§ Problem statement: Determine which lines contain the word "accessorie", then copy those lines.
"""
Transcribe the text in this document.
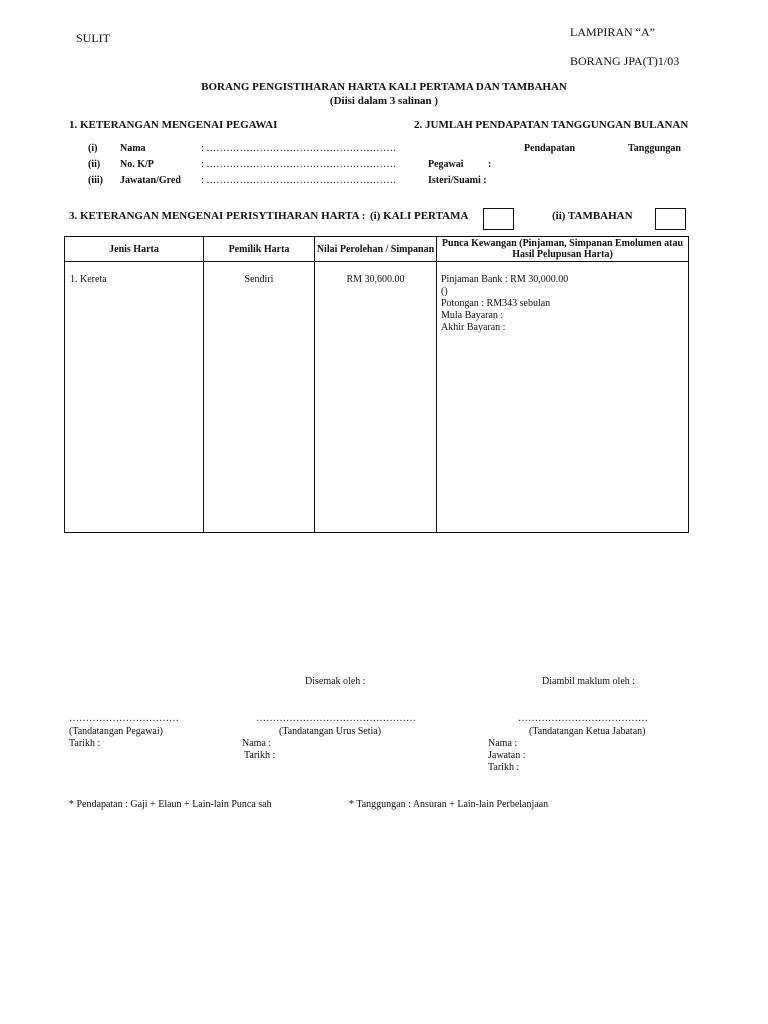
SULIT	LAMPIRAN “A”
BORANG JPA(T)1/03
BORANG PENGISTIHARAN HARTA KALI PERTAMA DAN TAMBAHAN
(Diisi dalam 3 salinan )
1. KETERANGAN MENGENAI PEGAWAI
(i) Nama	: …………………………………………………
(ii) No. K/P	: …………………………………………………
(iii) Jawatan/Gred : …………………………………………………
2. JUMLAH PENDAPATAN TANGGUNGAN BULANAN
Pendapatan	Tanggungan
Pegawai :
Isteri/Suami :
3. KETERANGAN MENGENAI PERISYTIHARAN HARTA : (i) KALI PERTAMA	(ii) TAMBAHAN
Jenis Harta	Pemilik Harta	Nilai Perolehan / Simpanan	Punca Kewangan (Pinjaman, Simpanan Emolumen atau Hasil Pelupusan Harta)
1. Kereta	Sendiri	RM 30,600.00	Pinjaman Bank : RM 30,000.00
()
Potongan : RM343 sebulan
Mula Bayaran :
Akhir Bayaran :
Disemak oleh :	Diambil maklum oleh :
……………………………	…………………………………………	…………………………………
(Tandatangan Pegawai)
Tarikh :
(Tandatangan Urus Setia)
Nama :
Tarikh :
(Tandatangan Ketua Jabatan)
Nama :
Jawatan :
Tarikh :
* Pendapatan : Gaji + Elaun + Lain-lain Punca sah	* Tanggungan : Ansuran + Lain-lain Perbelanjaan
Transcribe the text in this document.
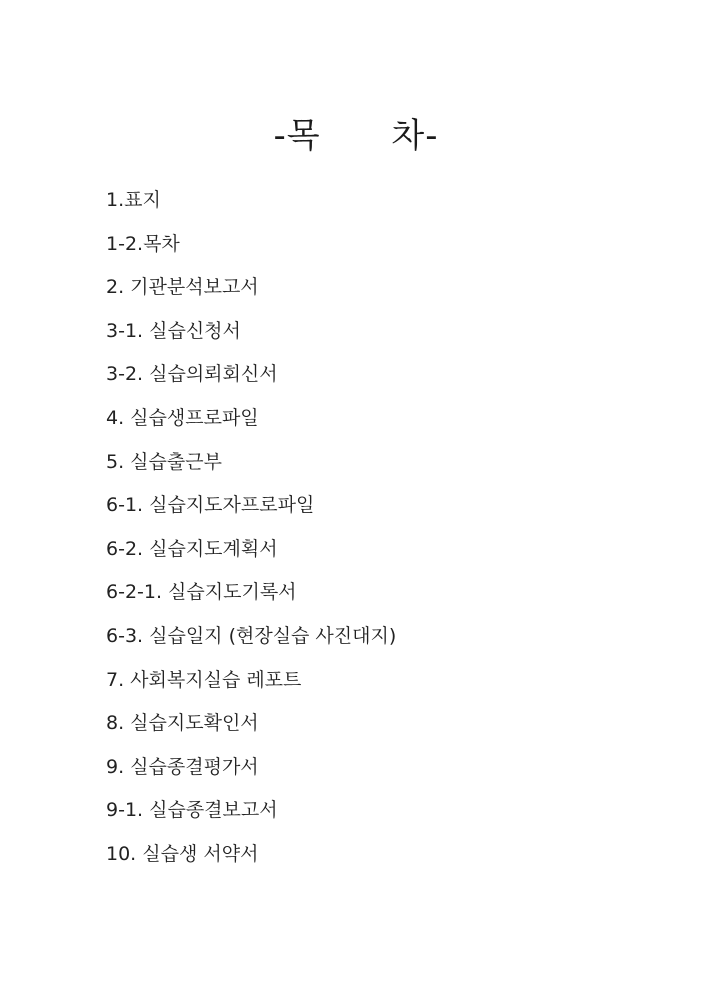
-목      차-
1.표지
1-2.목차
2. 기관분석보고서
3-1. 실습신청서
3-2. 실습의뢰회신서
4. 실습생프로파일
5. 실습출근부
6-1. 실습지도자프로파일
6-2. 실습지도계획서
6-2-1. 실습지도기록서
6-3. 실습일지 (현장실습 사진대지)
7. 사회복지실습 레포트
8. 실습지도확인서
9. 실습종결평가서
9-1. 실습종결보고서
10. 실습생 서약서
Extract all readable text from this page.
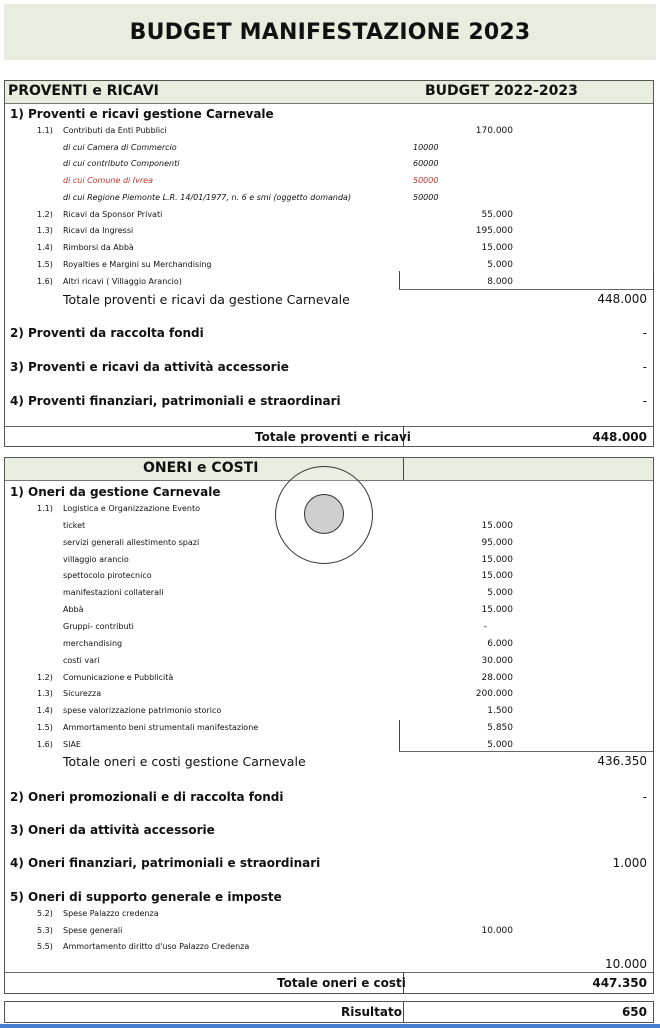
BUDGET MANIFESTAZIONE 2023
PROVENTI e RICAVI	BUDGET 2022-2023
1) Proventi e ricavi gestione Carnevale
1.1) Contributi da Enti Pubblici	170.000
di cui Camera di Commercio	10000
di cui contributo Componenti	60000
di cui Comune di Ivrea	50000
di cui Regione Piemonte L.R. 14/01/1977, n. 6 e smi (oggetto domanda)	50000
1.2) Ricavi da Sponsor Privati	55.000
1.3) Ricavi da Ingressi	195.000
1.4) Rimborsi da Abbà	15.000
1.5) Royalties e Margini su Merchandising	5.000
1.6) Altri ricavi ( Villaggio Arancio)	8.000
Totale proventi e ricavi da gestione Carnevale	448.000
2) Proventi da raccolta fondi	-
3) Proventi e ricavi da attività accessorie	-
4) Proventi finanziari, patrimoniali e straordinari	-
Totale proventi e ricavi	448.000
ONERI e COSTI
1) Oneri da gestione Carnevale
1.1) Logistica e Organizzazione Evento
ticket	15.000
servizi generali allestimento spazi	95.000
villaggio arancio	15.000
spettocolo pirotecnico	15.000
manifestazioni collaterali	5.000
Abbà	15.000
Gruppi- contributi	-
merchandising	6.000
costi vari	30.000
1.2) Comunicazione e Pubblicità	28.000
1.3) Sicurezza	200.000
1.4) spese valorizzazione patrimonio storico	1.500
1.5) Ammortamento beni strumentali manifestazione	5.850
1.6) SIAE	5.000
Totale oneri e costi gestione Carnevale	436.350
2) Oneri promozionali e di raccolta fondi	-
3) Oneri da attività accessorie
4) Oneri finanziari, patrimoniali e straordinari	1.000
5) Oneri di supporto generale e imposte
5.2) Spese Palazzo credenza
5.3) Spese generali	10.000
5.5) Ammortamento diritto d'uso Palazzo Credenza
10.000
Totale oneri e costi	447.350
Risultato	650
"""
"""
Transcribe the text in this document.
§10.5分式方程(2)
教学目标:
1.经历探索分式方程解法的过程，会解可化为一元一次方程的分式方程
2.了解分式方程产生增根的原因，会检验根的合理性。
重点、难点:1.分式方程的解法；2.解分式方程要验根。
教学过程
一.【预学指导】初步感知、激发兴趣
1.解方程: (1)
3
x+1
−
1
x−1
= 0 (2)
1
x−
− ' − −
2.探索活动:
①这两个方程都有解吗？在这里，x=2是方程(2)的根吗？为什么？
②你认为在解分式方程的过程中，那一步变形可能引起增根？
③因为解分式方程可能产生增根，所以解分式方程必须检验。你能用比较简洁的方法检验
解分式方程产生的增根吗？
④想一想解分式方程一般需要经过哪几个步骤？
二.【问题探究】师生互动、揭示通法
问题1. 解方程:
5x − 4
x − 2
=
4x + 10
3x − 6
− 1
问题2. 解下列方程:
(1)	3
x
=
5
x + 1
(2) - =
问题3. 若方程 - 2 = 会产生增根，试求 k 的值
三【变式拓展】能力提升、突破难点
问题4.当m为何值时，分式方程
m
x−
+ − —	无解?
"""
§ Written reply:
3) Proventi e ricavi da attività accessorie	-
3) Oneri da attività accessorie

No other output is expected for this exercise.